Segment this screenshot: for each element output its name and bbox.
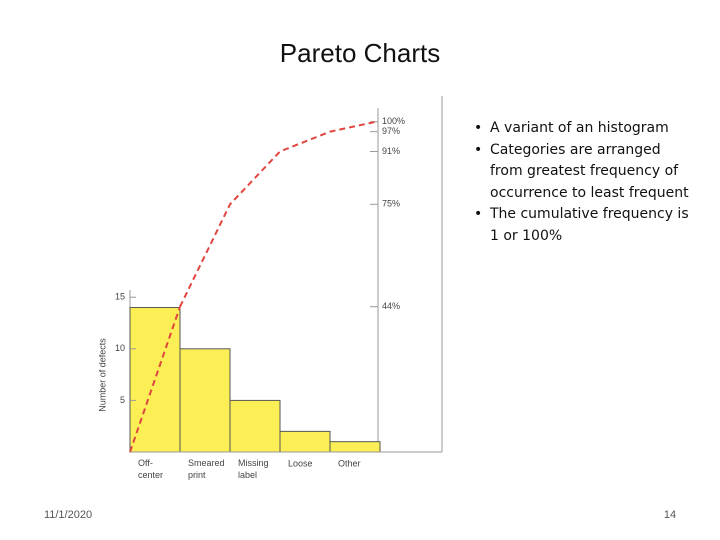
y2-tick-label: 100% (382, 116, 405, 126)
x-tick-label: Loose (288, 458, 313, 468)
y2-tick-label: 97% (382, 126, 400, 136)
label-line: Smeared (188, 458, 227, 468)
bar (179, 348, 231, 453)
bullet: The cumulative frequency is 1 or 100% (474, 204, 696, 247)
label-line: label (238, 470, 257, 480)
y2-tick-label: 44% (382, 301, 400, 311)
slide-title: Pareto Charts (280, 38, 440, 68)
x-tick-label: Smeared print (188, 458, 227, 480)
y-axis-label: Number of defects (97, 338, 107, 412)
x-tick-label: Missing label (238, 458, 271, 480)
label-line: Off- (138, 458, 153, 468)
date: 11/1/2020 (44, 509, 92, 521)
bullet: Categories are arranged from greatest fr… (474, 140, 696, 205)
x-tick-label: Off-center (138, 458, 163, 480)
bar (329, 441, 381, 453)
y-tick-label: 5 (120, 395, 125, 405)
y2-tick-label: 75% (382, 199, 400, 209)
cumulative-line (179, 120, 377, 308)
label-line: print (188, 470, 206, 480)
bullet-list: A variant of an histogramCategories are … (474, 118, 696, 247)
y-tick-label: 10 (115, 343, 125, 353)
y2-tick-label: 91% (382, 146, 400, 156)
label-line: center (138, 470, 163, 480)
bar (279, 430, 331, 453)
cumulative-start (129, 306, 181, 453)
bullet: A variant of an histogram (474, 118, 696, 140)
y-tick-label: 15 (115, 292, 125, 302)
page-number: 14 (664, 509, 676, 521)
label-line: Missing (238, 458, 271, 468)
x-tick-label: Other (338, 458, 361, 468)
bar (229, 399, 281, 453)
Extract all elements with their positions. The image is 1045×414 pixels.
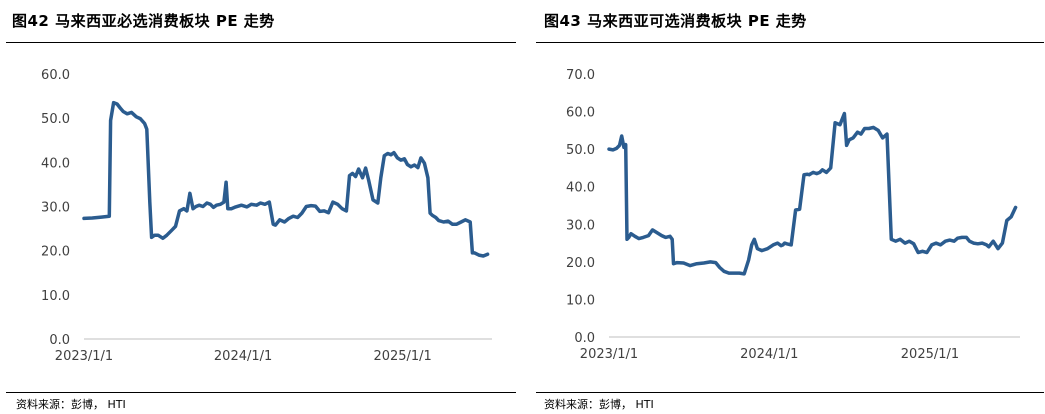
x-tick-label: 2024/1/1 bbox=[740, 347, 798, 362]
y-tick-label: 20.0 bbox=[566, 256, 595, 271]
chart-panel-left: 图42 马来西亚必选消费板块 PE 走势 0.0 10.0 20.0 30.0 40.0… bbox=[0, 0, 522, 414]
x-tick-label: 2024/1/1 bbox=[214, 349, 272, 364]
y-tick-label: 30.0 bbox=[41, 201, 70, 216]
y-tick-label: 40.0 bbox=[41, 156, 70, 171]
chart-title: 图43 马来西亚可选消费板块 PE 走势 bbox=[544, 12, 807, 30]
y-tick-label: 70.0 bbox=[566, 68, 595, 83]
y-tick-label: 0.0 bbox=[49, 333, 70, 348]
y-tick-label: 0.0 bbox=[574, 331, 595, 346]
y-tick-label: 50.0 bbox=[566, 143, 595, 158]
x-tick-label: 2025/1/1 bbox=[901, 347, 959, 362]
y-tick-label: 40.0 bbox=[566, 181, 595, 196]
pe-series-line bbox=[607, 111, 1018, 276]
y-tick-label: 20.0 bbox=[41, 245, 70, 260]
y-tick-label: 10.0 bbox=[41, 289, 70, 304]
footer-divider bbox=[6, 392, 516, 393]
y-tick-label: 10.0 bbox=[566, 293, 595, 308]
x-tick-label: 2023/1/1 bbox=[55, 349, 113, 364]
x-tick-label: 2023/1/1 bbox=[580, 347, 638, 362]
chart-panel-right: 图43 马来西亚可选消费板块 PE 走势 0.0 10.0 20.0 30.0 40.0… bbox=[530, 0, 1045, 414]
title-divider bbox=[6, 42, 516, 43]
y-tick-label: 50.0 bbox=[41, 112, 70, 127]
x-tick-label: 2025/1/1 bbox=[373, 349, 431, 364]
line-chart-consumer-discretionary-pe: 0.0 10.0 20.0 30.0 40.0 50.0 60.0 70.0 2023/1/1 2… bbox=[566, 68, 1020, 362]
y-tick-label: 60.0 bbox=[566, 106, 595, 121]
source-note: 资料来源：彭博， HTI bbox=[544, 398, 654, 411]
y-tick-label: 60.0 bbox=[41, 68, 70, 83]
footer-divider bbox=[536, 392, 1044, 393]
line-chart-consumer-staples-pe: 0.0 10.0 20.0 30.0 40.0 50.0 60.0 2023/1/1 2024/… bbox=[41, 68, 492, 364]
title-divider bbox=[536, 42, 1044, 43]
chart-title: 图42 马来西亚必选消费板块 PE 走势 bbox=[12, 12, 275, 30]
source-note: 资料来源：彭博， HTI bbox=[16, 398, 126, 411]
y-tick-label: 30.0 bbox=[566, 218, 595, 233]
pe-series-line bbox=[82, 100, 490, 258]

■ ■ ■

Reproduce the items word for word, starting with the first line of the items and going on through the line with "Extract all elements". Leave the pictures out of your answer.

Segment this screenshot: for each element output its name and bbox.
y2-tick-label: 100% (382, 116, 405, 126)
x-tick-label: Loose (288, 458, 313, 468)
y2-tick-label: 97% (382, 126, 400, 136)
label-line: Smeared (188, 458, 227, 468)
bar (179, 348, 231, 453)
bullet: The cumulative frequency is 1 or 100% (474, 204, 696, 247)
label-line: label (238, 470, 257, 480)
y2-tick-label: 44% (382, 301, 400, 311)
slide-title: Pareto Charts (280, 38, 440, 68)
x-tick-label: Smeared print (188, 458, 227, 480)
y-axis-label: Number of defects (97, 338, 107, 412)
x-tick-label: Missing label (238, 458, 271, 480)
label-line: Off- (138, 458, 153, 468)
date: 11/1/2020 (44, 509, 92, 521)
bullet: Categories are arranged from greatest fr… (474, 140, 696, 205)
x-tick-label: Off-center (138, 458, 163, 480)
bar (329, 441, 381, 453)
y-tick-label: 5 (120, 395, 125, 405)
y2-tick-label: 75% (382, 199, 400, 209)
cumulative-line (179, 120, 377, 308)
label-line: print (188, 470, 206, 480)
bullet-list: A variant of an histogramCategories are … (474, 118, 696, 247)
y-tick-label: 10 (115, 343, 125, 353)
y2-tick-label: 91% (382, 146, 400, 156)
label-line: center (138, 470, 163, 480)
bar (279, 430, 331, 453)
cumulative-start (129, 306, 181, 453)
bullet: A variant of an histogram (474, 118, 696, 140)
y-tick-label: 15 (115, 292, 125, 302)
page-number: 14 (664, 509, 676, 521)
label-line: Missing (238, 458, 271, 468)
x-tick-label: Other (338, 458, 361, 468)
bar (229, 399, 281, 453)
Extract all elements with their positions. The image is 1045×414 pixels.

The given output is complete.